Short task: Copy out all the records exactly.

(Data extracted from a collection)
════════════════════

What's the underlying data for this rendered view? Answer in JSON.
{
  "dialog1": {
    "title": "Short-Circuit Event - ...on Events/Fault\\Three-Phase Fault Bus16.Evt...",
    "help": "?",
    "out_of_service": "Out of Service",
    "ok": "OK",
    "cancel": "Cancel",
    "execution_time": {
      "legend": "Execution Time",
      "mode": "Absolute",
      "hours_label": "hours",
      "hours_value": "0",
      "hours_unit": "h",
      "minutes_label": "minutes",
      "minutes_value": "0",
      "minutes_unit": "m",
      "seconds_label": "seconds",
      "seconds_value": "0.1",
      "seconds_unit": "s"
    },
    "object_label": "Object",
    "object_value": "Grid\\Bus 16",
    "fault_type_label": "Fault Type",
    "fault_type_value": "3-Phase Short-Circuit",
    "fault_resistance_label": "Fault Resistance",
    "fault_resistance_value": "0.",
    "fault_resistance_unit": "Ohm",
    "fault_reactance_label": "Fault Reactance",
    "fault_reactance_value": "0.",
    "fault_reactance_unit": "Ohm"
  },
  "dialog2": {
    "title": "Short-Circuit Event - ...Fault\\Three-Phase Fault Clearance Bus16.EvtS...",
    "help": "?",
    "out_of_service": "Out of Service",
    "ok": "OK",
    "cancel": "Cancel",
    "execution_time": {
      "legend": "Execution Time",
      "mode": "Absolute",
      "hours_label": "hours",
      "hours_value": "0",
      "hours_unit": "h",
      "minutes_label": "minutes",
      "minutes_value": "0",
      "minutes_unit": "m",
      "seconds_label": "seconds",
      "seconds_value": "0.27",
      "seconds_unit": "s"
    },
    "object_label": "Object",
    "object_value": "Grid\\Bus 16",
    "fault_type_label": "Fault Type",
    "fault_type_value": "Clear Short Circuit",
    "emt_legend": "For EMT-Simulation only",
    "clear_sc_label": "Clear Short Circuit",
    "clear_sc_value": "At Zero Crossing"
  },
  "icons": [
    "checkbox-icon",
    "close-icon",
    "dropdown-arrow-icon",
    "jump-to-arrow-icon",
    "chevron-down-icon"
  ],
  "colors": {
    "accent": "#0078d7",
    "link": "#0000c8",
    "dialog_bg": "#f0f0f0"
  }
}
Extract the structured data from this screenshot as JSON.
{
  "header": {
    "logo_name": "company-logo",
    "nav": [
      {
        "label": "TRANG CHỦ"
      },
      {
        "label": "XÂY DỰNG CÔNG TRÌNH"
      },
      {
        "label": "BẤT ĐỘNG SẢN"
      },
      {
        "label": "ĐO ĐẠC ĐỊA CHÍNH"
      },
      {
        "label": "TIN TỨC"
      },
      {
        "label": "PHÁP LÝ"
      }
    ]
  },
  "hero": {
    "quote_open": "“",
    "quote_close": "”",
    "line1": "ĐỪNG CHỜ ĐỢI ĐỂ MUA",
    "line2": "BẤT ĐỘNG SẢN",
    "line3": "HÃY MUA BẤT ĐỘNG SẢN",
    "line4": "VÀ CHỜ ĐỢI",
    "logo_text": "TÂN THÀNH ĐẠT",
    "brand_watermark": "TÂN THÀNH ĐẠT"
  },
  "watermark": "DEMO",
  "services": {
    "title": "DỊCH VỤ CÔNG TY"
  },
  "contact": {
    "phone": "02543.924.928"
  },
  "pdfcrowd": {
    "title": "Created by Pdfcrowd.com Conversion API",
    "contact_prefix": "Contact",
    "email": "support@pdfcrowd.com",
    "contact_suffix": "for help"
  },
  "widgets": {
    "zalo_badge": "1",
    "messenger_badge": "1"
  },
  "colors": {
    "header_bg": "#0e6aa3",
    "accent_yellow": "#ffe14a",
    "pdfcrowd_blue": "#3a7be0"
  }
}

════════════════════

Solution for this problem:
What's the underlying data for this rendered view? Answer in JSON.
{
  "dialog1": {
    "title": "Short-Circuit Event - ...on Events/Fault\\Three-Phase Fault Bus16.Evt...",
    "help": "?",
    "out_of_service": "Out of Service",
    "ok": "OK",
    "cancel": "Cancel",
    "execution_time": {
      "legend": "Execution Time",
      "mode": "Absolute",
      "hours_label": "hours",
      "hours_value": "0",
      "hours_unit": "h",
      "minutes_label": "minutes",
      "minutes_value": "0",
      "minutes_unit": "m",
      "seconds_label": "seconds",
      "seconds_value": "0.1",
      "seconds_unit": "s"
    },
    "object_label": "Object",
    "object_value": "Grid\\Bus 16",
    "fault_type_label": "Fault Type",
    "fault_type_value": "3-Phase Short-Circuit",
    "fault_resistance_label": "Fault Resistance",
    "fault_resistance_value": "0.",
    "fault_resistance_unit": "Ohm",
    "fault_reactance_label": "Fault Reactance",
    "fault_reactance_value": "0.",
    "fault_reactance_unit": "Ohm"
  },
  "dialog2": {
    "title": "Short-Circuit Event - ...Fault\\Three-Phase Fault Clearance Bus16.EvtS...",
    "help": "?",
    "out_of_service": "Out of Service",
    "ok": "OK",
    "cancel": "Cancel",
    "execution_time": {
      "legend": "Execution Time",
      "mode": "Absolute",
      "hours_label": "hours",
      "hours_value": "0",
      "hours_unit": "h",
      "minutes_label": "minutes",
      "minutes_value": "0",
      "minutes_unit": "m",
      "seconds_label": "seconds",
      "seconds_value": "0.27",
      "seconds_unit": "s"
    },
    "object_label": "Object",
    "object_value": "Grid\\Bus 16",
    "fault_type_label": "Fault Type",
    "fault_type_value": "Clear Short Circuit",
    "emt_legend": "For EMT-Simulation only",
    "clear_sc_label": "Clear Short Circuit",
    "clear_sc_value": "At Zero Crossing"
  },
  "icons": [
    "checkbox-icon",
    "close-icon",
    "dropdown-arrow-icon",
    "jump-to-arrow-icon",
    "chevron-down-icon"
  ],
  "colors": {
    "accent": "#0078d7",
    "link": "#0000c8",
    "dialog_bg": "#f0f0f0"
  }
}
Extract the structured data from this screenshot as JSON.
{
  "header": {
    "logo_name": "company-logo",
    "nav": [
      {
        "label": "TRANG CHỦ"
      },
      {
        "label": "XÂY DỰNG CÔNG TRÌNH"
      },
      {
        "label": "BẤT ĐỘNG SẢN"
      },
      {
        "label": "ĐO ĐẠC ĐỊA CHÍNH"
      },
      {
        "label": "TIN TỨC"
      },
      {
        "label": "PHÁP LÝ"
      }
    ]
  },
  "hero": {
    "quote_open": "“",
    "quote_close": "”",
    "line1": "ĐỪNG CHỜ ĐỢI ĐỂ MUA",
    "line2": "BẤT ĐỘNG SẢN",
    "line3": "HÃY MUA BẤT ĐỘNG SẢN",
    "line4": "VÀ CHỜ ĐỢI",
    "logo_text": "TÂN THÀNH ĐẠT",
    "brand_watermark": "TÂN THÀNH ĐẠT"
  },
  "watermark": "DEMO",
  "services": {
    "title": "DỊCH VỤ CÔNG TY"
  },
  "contact": {
    "phone": "02543.924.928"
  },
  "pdfcrowd": {
    "title": "Created by Pdfcrowd.com Conversion API",
    "contact_prefix": "Contact",
    "email": "support@pdfcrowd.com",
    "contact_suffix": "for help"
  },
  "widgets": {
    "zalo_badge": "1",
    "messenger_badge": "1"
  },
  "colors": {
    "header_bg": "#0e6aa3",
    "accent_yellow": "#ffe14a",
    "pdfcrowd_blue": "#3a7be0"
  }
}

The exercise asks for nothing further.